SHORT EXERCISE ->
Within the data that follows, how many lines carry the string "News"? Give the number alone.

GIVEN RECORDS ->
□ □ □ □ □ □ □

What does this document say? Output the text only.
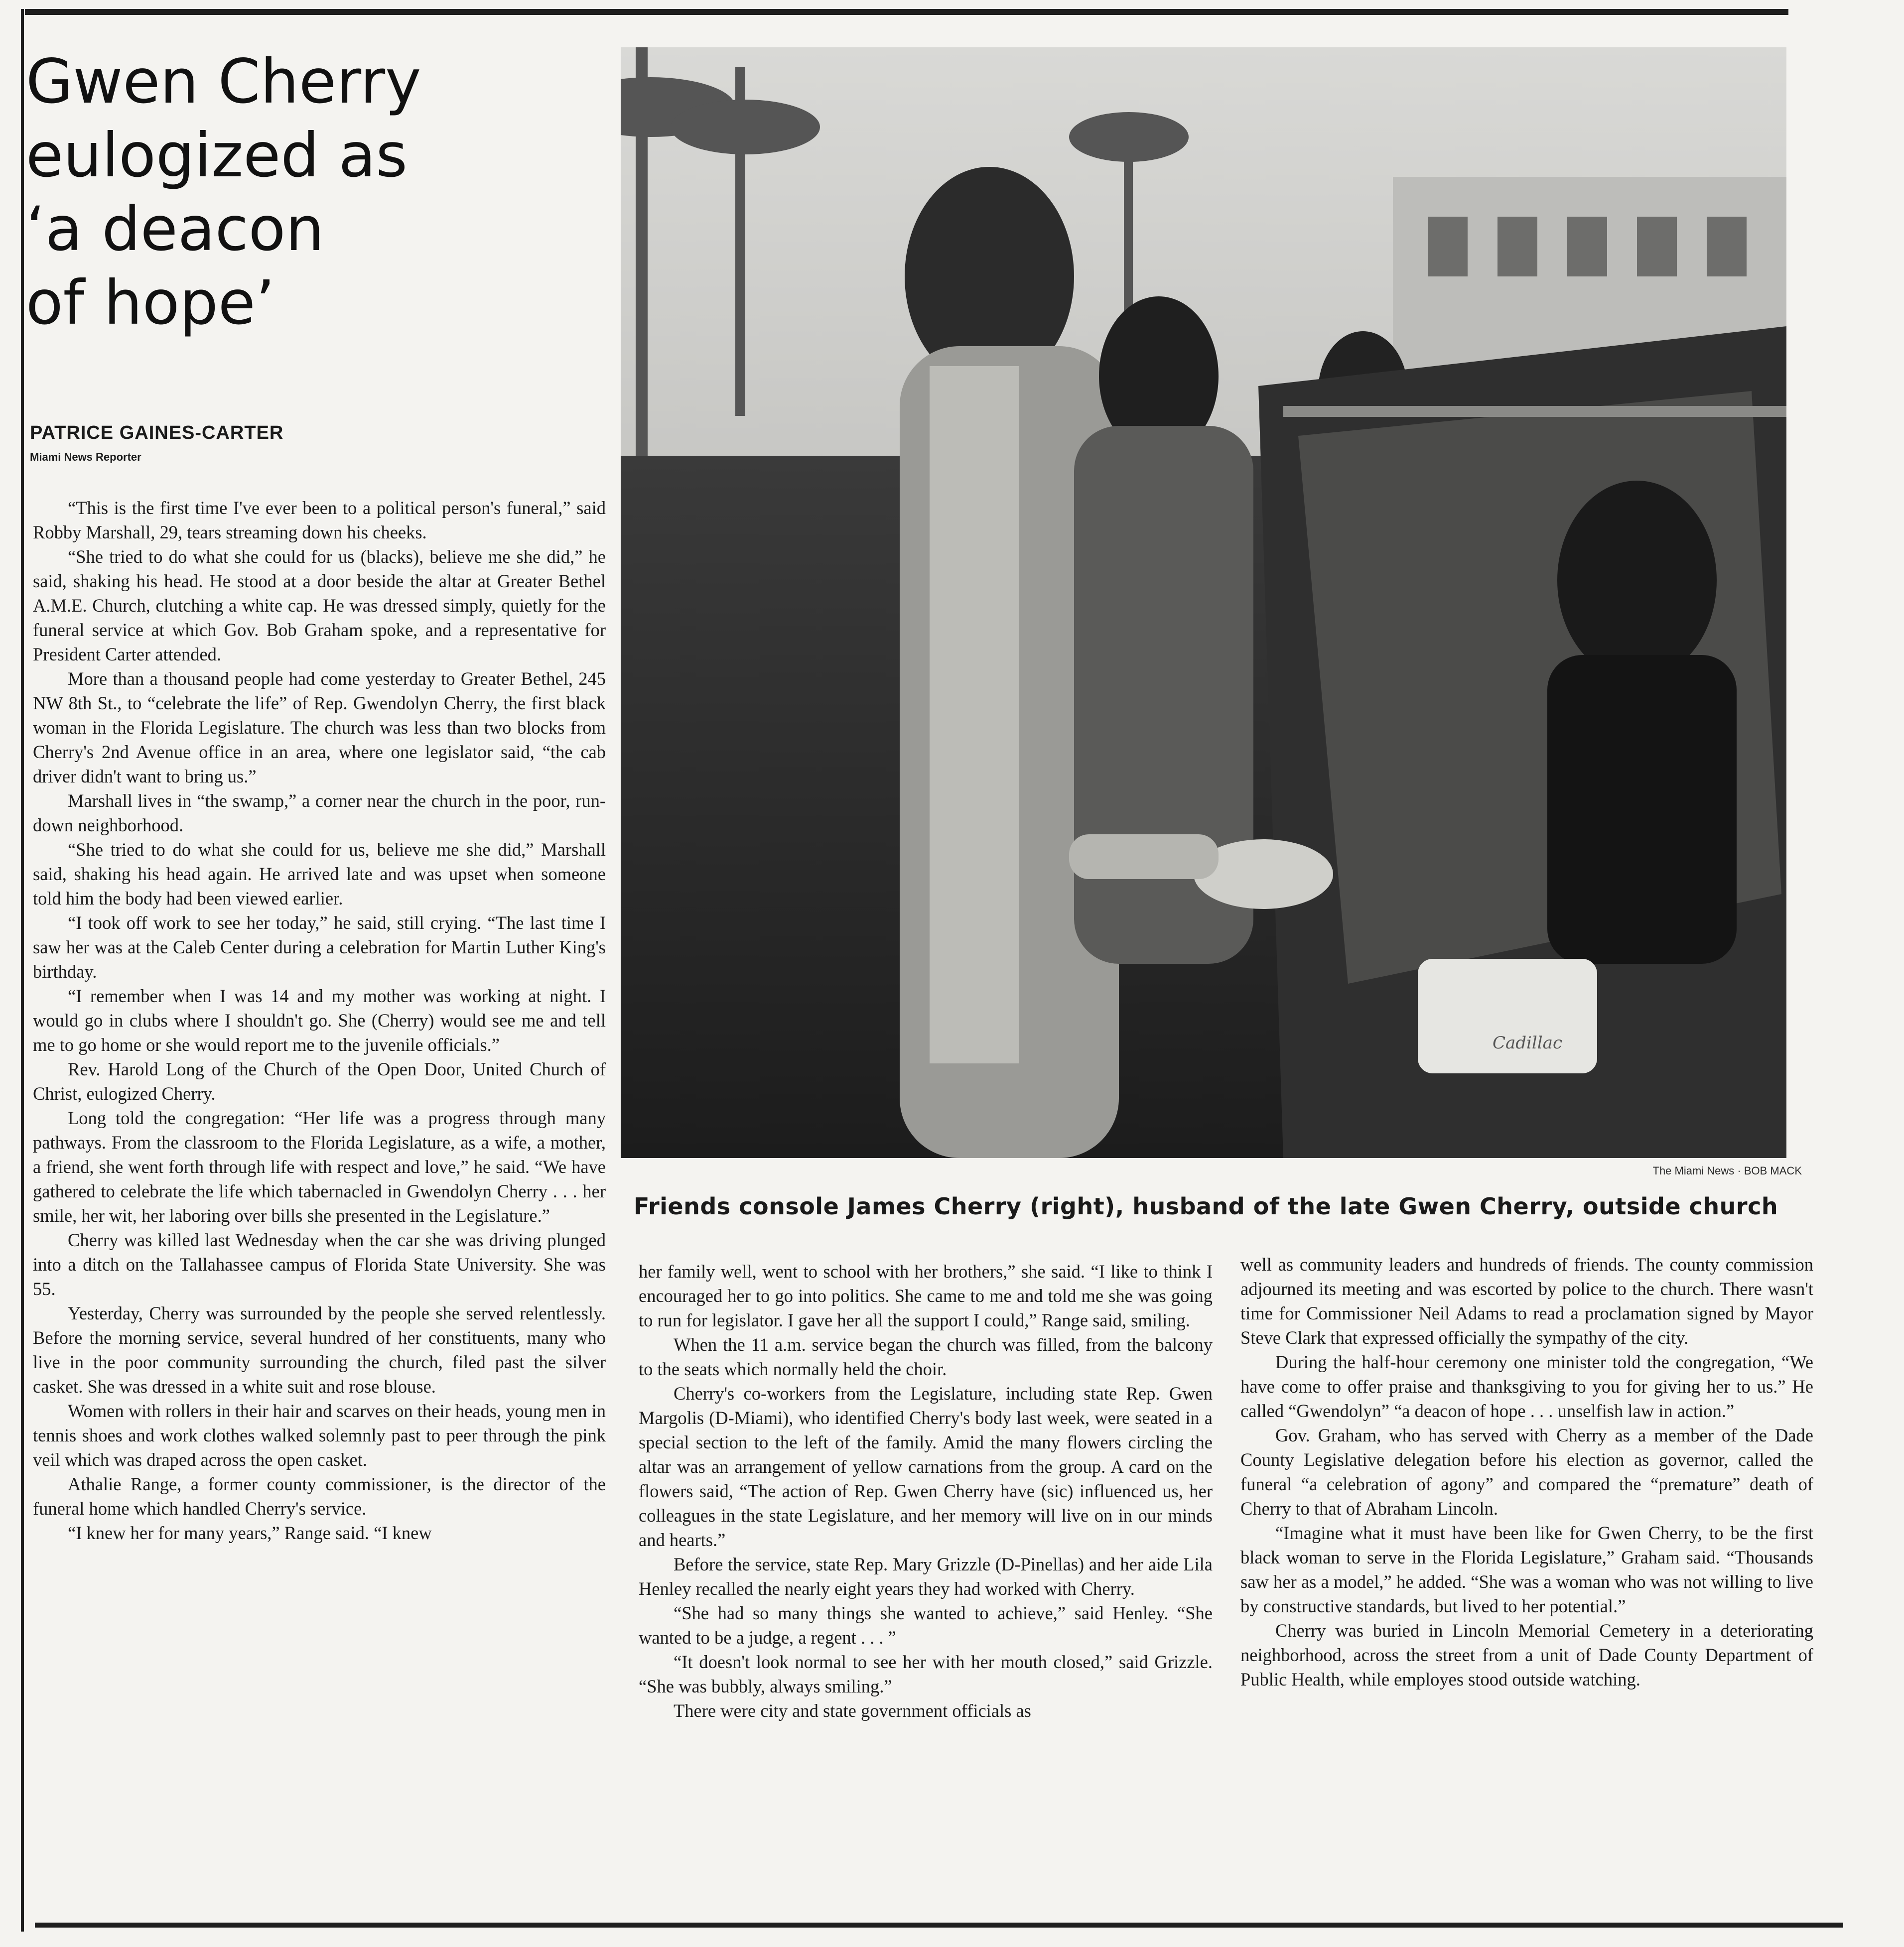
Gwen Cherry
eulogized as
‘a deacon
of hope’
PATRICE GAINES-CARTER
Miami News Reporter

“This is the first time I've ever been to a political person's funeral,” said Robby Marshall, 29, tears streaming down his cheeks.

“She tried to do what she could for us (blacks), believe me she did,” he said, shaking his head. He stood at a door beside the altar at Greater Bethel A.M.E. Church, clutching a white cap. He was dressed simply, quietly for the funeral service at which Gov. Bob Graham spoke, and a representative for President Carter attended.

More than a thousand people had come yesterday to Greater Bethel, 245 NW 8th St., to “celebrate the life” of Rep. Gwendolyn Cherry, the first black woman in the Florida Legislature. The church was less than two blocks from Cherry's 2nd Avenue office in an area, where one legislator said, “the cab driver didn't want to bring us.”

Marshall lives in “the swamp,” a corner near the church in the poor, run-down neighborhood.

“She tried to do what she could for us, believe me she did,” Marshall said, shaking his head again. He arrived late and was upset when someone told him the body had been viewed earlier.

“I took off work to see her today,” he said, still crying. “The last time I saw her was at the Caleb Center during a celebration for Martin Luther King's birthday.

“I remember when I was 14 and my mother was working at night. I would go in clubs where I shouldn't go. She (Cherry) would see me and tell me to go home or she would report me to the juvenile officials.”

Rev. Harold Long of the Church of the Open Door, United Church of Christ, eulogized Cherry.

Long told the congregation: “Her life was a progress through many pathways. From the classroom to the Florida Legislature, as a wife, a mother, a friend, she went forth through life with respect and love,” he said. “We have gathered to celebrate the life which tabernacled in Gwendolyn Cherry . . . her smile, her wit, her laboring over bills she presented in the Legislature.”

Cherry was killed last Wednesday when the car she was driving plunged into a ditch on the Tallahassee campus of Florida State University. She was 55.

Yesterday, Cherry was surrounded by the people she served relentlessly. Before the morning service, several hundred of her constituents, many who live in the poor community surrounding the church, filed past the silver casket. She was dressed in a white suit and rose blouse.

Women with rollers in their hair and scarves on their heads, young men in tennis shoes and work clothes walked solemnly past to peer through the pink veil which was draped across the open casket.

Athalie Range, a former county commissioner, is the director of the funeral home which handled Cherry's service.

“I knew her for many years,” Range said. “I knew

Cadillac
The Miami News · BOB MACK
Friends console James Cherry (right), husband of the late Gwen Cherry, outside church

her family well, went to school with her brothers,” she said. “I like to think I encouraged her to go into politics. She came to me and told me she was going to run for legislator. I gave her all the support I could,” Range said, smiling.

When the 11 a.m. service began the church was filled, from the balcony to the seats which normally held the choir.

Cherry's co-workers from the Legislature, including state Rep. Gwen Margolis (D-Miami), who identified Cherry's body last week, were seated in a special section to the left of the family. Amid the many flowers circling the altar was an arrangement of yellow carnations from the group. A card on the flowers said, “The action of Rep. Gwen Cherry have (sic) influenced us, her colleagues in the state Legislature, and her memory will live on in our minds and hearts.”

Before the service, state Rep. Mary Grizzle (D-Pinellas) and her aide Lila Henley recalled the nearly eight years they had worked with Cherry.

“She had so many things she wanted to achieve,” said Henley. “She wanted to be a judge, a regent . . . ”

“It doesn't look normal to see her with her mouth closed,” said Grizzle. “She was bubbly, always smiling.”

There were city and state government officials as

well as community leaders and hundreds of friends. The county commission adjourned its meeting and was escorted by police to the church. There wasn't time for Commissioner Neil Adams to read a proclamation signed by Mayor Steve Clark that expressed officially the sympathy of the city.

During the half-hour ceremony one minister told the congregation, “We have come to offer praise and thanksgiving to you for giving her to us.” He called “Gwendolyn” “a deacon of hope . . . unselfish law in action.”

Gov. Graham, who has served with Cherry as a member of the Dade County Legislative delegation before his election as governor, called the funeral “a celebration of agony” and compared the “premature” death of Cherry to that of Abraham Lincoln.

“Imagine what it must have been like for Gwen Cherry, to be the first black woman to serve in the Florida Legislature,” Graham said. “Thousands saw her as a model,” he added. “She was a woman who was not willing to live by constructive standards, but lived to her potential.”

Cherry was buried in Lincoln Memorial Cemetery in a deteriorating neighborhood, across the street from a unit of Dade County Department of Public Health, while employes stood outside watching.
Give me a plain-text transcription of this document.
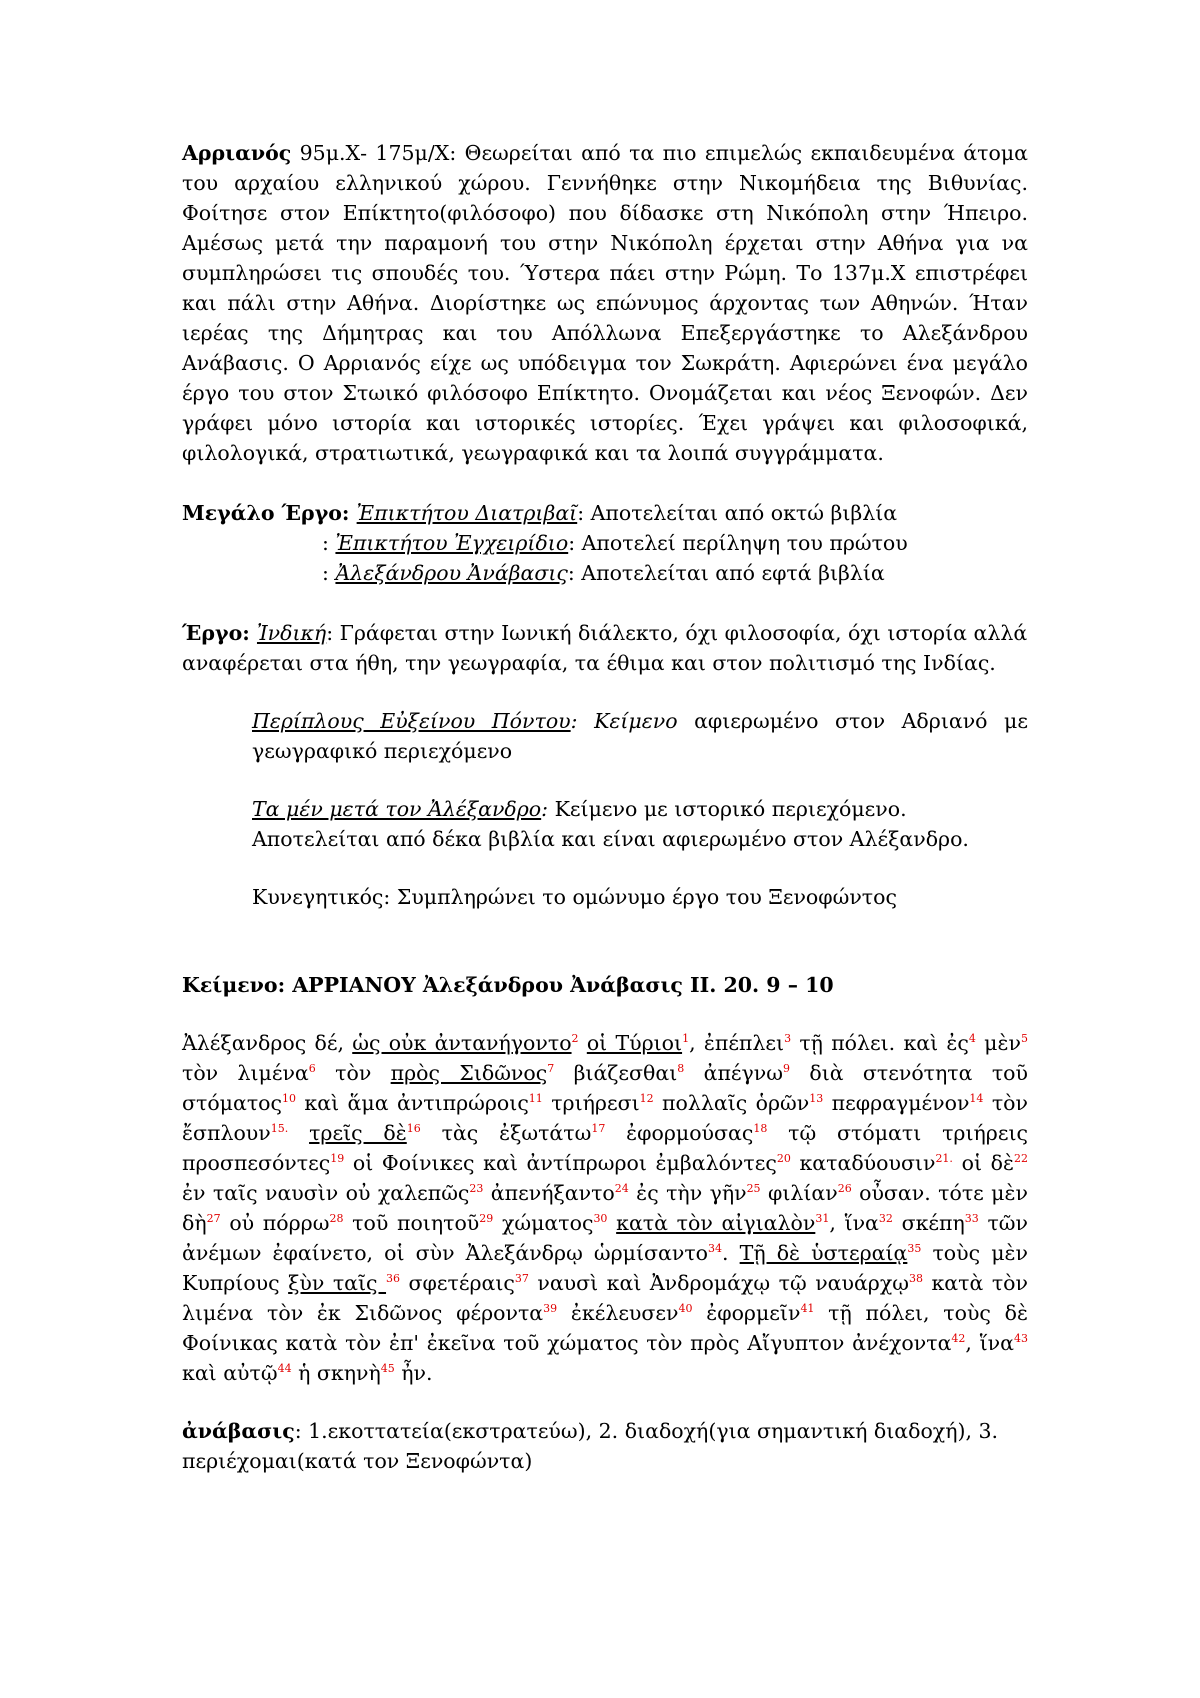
Αρριανός 95μ.Χ- 175μ/Χ: Θεωρείται από τα πιο επιμελώς εκπαιδευμένα άτομα του αρχαίου ελληνικού χώρου. Γεννήθηκε στην Νικομήδεια της Βιθυνίας. Φοίτησε στον Επίκτητο(φιλόσοφο) που δίδασκε στη Νικόπολη στην Ήπειρο. Αμέσως μετά την παραμονή του στην Νικόπολη έρχεται στην Αθήνα για να συμπληρώσει τις σπουδές του. Ύστερα πάει στην Ρώμη. Το 137μ.Χ επιστρέφει και πάλι στην Αθήνα. Διορίστηκε ως επώνυμος άρχοντας των Αθηνών. Ήταν ιερέας της Δήμητρας και του Απόλλωνα Επεξεργάστηκε το Αλεξάνδρου Ανάβασις. Ο Αρριανός είχε ως υπόδειγμα τον Σωκράτη. Αφιερώνει ένα μεγάλο έργο του στον Στωικό φιλόσοφο Επίκτητο. Ονομάζεται και νέος Ξενοφών. Δεν γράφει μόνο ιστορία και ιστορικές ιστορίες. Έχει γράψει και φιλοσοφικά, φιλολογικά, στρατιωτικά, γεωγραφικά και τα λοιπά συγγράμματα.

Μεγάλο Έργο: Ἐπικτήτου Διατριβαῖ: Αποτελείται από οκτώ βιβλία

: Ἐπικτήτου Ἐγχειρίδιο: Αποτελεί περίληψη του πρώτου

: Ἀλεξάνδρου Ἀνάβασις: Αποτελείται από εφτά βιβλία

Έργο: Ἰνδική: Γράφεται στην Ιωνική διάλεκτο, όχι φιλοσοφία, όχι ιστορία αλλά αναφέρεται στα ήθη, την γεωγραφία, τα έθιμα και στον πολιτισμό της Ινδίας.

Περίπλους Εὐξείνου Πόντου: Κείμενο αφιερωμένο στον Αδριανό με γεωγραφικό περιεχόμενο

Τα μέν μετά τον Ἀλέξανδρο: Κείμενο με ιστορικό περιεχόμενο. Αποτελείται από δέκα βιβλία και είναι αφιερωμένο στον Αλέξανδρο.

Κυνεγητικός: Συμπληρώνει το ομώνυμο έργο του Ξενοφώντος

Κείμενο: ΑΡΡΙΑΝΟΥ Ἀλεξάνδρου Ἀνάβασις ΙΙ. 20. 9 – 10

Ἀλέξανδρος δέ, ὡς οὐκ ἀντανήγοντο$^2$ οἱ Τύριοι$^1$, ἐπέπλει$^3$ τῇ πόλει. καὶ ἐς$^4$ μὲν$^5$ τὸν λιμένα$^6$ τὸν πρὸς Σιδῶνος$^7$ βιάζεσθαι$^8$ ἀπέγνω$^9$ διὰ στενότητα τοῦ στόματος$^{10}$ καὶ ἅμα ἀντιπρώροις$^{11}$ τριήρεσι$^{12}$ πολλαῖς ὁρῶν$^{13}$ πεφραγμένον$^{14}$ τὸν ἔσπλουν$^{15.}$ τρεῖς δὲ$^{16}$ τὰς ἐξωτάτω$^{17}$ ἐφορμούσας$^{18}$ τῷ στόματι τριήρεις προσπεσόντες$^{19}$ οἱ Φοίνικες καὶ ἀντίπρωροι ἐμβαλόντες$^{20}$ καταδύουσιν$^{21.}$ οἱ δὲ$^{22}$ ἐν ταῖς ναυσὶν οὐ χαλεπῶς$^{23}$ ἀπενήξαντο$^{24}$ ἐς τὴν γῆν$^{25}$ φιλίαν$^{26}$ οὖσαν. τότε μὲν δὴ$^{27}$ οὐ πόρρω$^{28}$ τοῦ ποιητοῦ$^{29}$ χώματος$^{30}$ κατὰ τὸν αἰγιαλὸν$^{31}$, ἵνα$^{32}$ σκέπη$^{33}$ τῶν ἀνέμων ἐφαίνετο, οἱ σὺν Ἀλεξάνδρῳ ὡρμίσαντο$^{34}$. Τῇ δὲ ὑστεραίᾳ$^{35}$ τοὺς μὲν Κυπρίους ξὺν ταῖς $^{36}$ σφετέραις$^{37}$ ναυσὶ καὶ Ἀνδρομάχῳ τῷ ναυάρχῳ$^{38}$ κατὰ τὸν λιμένα τὸν ἐκ Σιδῶνος φέροντα$^{39}$ ἐκέλευσεν$^{40}$ ἐφορμεῖν$^{41}$ τῇ πόλει, τοὺς δὲ Φοίνικας κατὰ τὸν ἐπ' ἐκεῖνα τοῦ χώματος τὸν πρὸς Αἴγυπτον ἀνέχοντα$^{42}$, ἵνα$^{43}$ καὶ αὐτῷ$^{44}$ ἡ σκηνὴ$^{45}$ ἦν.

ἀνάβασις: 1.εκοττατεία(εκστρατεύω), 2. διαδοχή(για σημαντική διαδοχή), 3. περιέχομαι(κατά τον Ξενοφώντα)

□ □ □ □ □ □ □

RESPONSE TO THE TASK ->
2